Stored data:
+-------+
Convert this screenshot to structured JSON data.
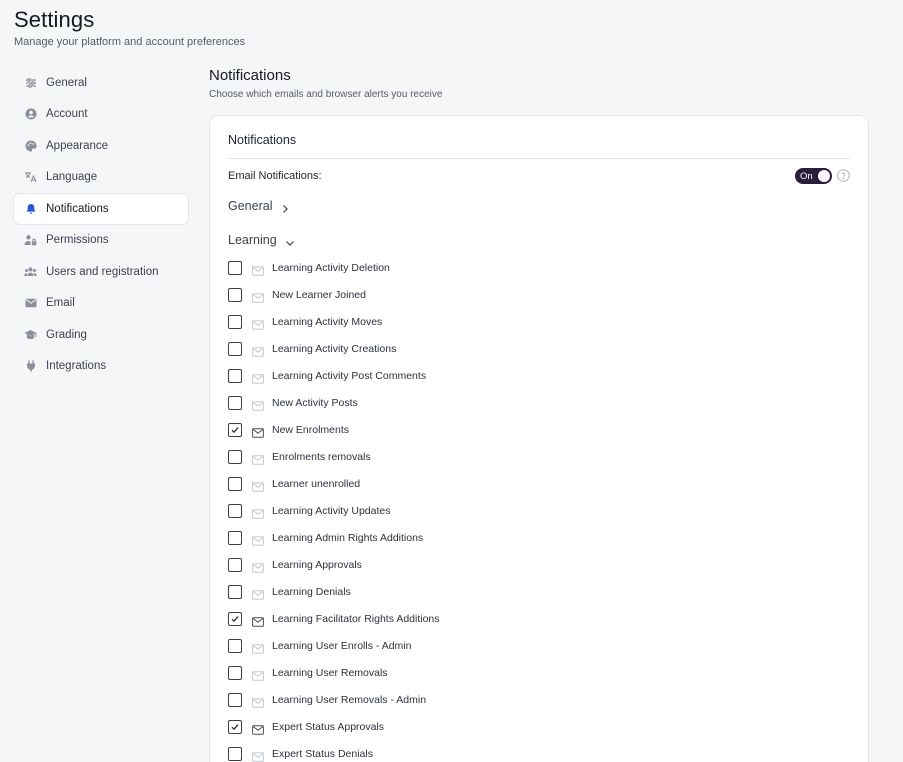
{
  "header": {
    "title": "Settings",
    "subtitle": "Manage your platform and account preferences"
  },
  "sidebar": {
    "items": [
      {
        "label": "General",
        "icon": "sliders-icon",
        "active": false
      },
      {
        "label": "Account",
        "icon": "user-circle-icon",
        "active": false
      },
      {
        "label": "Appearance",
        "icon": "palette-icon",
        "active": false
      },
      {
        "label": "Language",
        "icon": "translate-icon",
        "active": false
      },
      {
        "label": "Notifications",
        "icon": "bell-icon",
        "active": true
      },
      {
        "label": "Permissions",
        "icon": "user-lock-icon",
        "active": false
      },
      {
        "label": "Users and registration",
        "icon": "users-icon",
        "active": false
      },
      {
        "label": "Email",
        "icon": "envelope-icon",
        "active": false
      },
      {
        "label": "Grading",
        "icon": "graduation-cap-icon",
        "active": false
      },
      {
        "label": "Integrations",
        "icon": "plug-icon",
        "active": false
      }
    ]
  },
  "section": {
    "title": "Notifications",
    "subtitle": "Choose which emails and browser alerts you receive"
  },
  "card": {
    "title": "Notifications",
    "email_notifications_label": "Email Notifications:",
    "email_toggle_label": "On",
    "email_toggle_state": true,
    "groups": {
      "general": {
        "label": "General",
        "expanded": false
      },
      "learning": {
        "label": "Learning",
        "expanded": true
      }
    },
    "learning_items": [
      {
        "label": "Learning Activity Deletion",
        "checked": false
      },
      {
        "label": "New Learner Joined",
        "checked": false
      },
      {
        "label": "Learning Activity Moves",
        "checked": false
      },
      {
        "label": "Learning Activity Creations",
        "checked": false
      },
      {
        "label": "Learning Activity Post Comments",
        "checked": false
      },
      {
        "label": "New Activity Posts",
        "checked": false
      },
      {
        "label": "New Enrolments",
        "checked": true
      },
      {
        "label": "Enrolments removals",
        "checked": false
      },
      {
        "label": "Learner unenrolled",
        "checked": false
      },
      {
        "label": "Learning Activity Updates",
        "checked": false
      },
      {
        "label": "Learning Admin Rights Additions",
        "checked": false
      },
      {
        "label": "Learning Approvals",
        "checked": false
      },
      {
        "label": "Learning Denials",
        "checked": false
      },
      {
        "label": "Learning Facilitator Rights Additions",
        "checked": true
      },
      {
        "label": "Learning User Enrolls - Admin",
        "checked": false
      },
      {
        "label": "Learning User Removals",
        "checked": false
      },
      {
        "label": "Learning User Removals - Admin",
        "checked": false
      },
      {
        "label": "Expert Status Approvals",
        "checked": true
      },
      {
        "label": "Expert Status Denials",
        "checked": false
      }
    ]
  },
  "colors": {
    "accent": "#2455d8",
    "toggle_bg": "#2b1d3d",
    "page_bg": "#f5f6f8"
  }
}
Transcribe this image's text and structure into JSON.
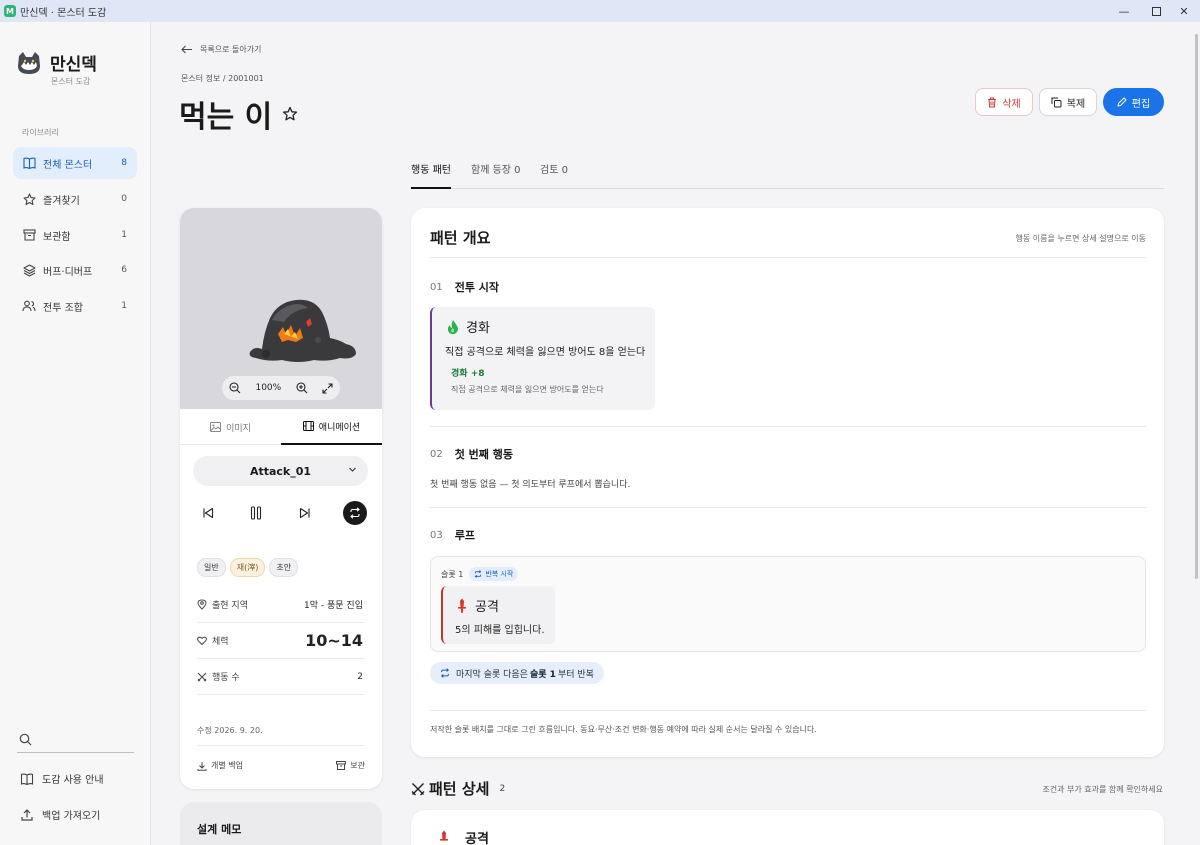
+-------+
● **What you will do**: Among the lines of the material, find those that hold the word "subtitle" and copy them.

● **Full response**:
    "subtitle": "Manage your platform and account preferences"
    "subtitle": "Choose which emails and browser alerts you receive"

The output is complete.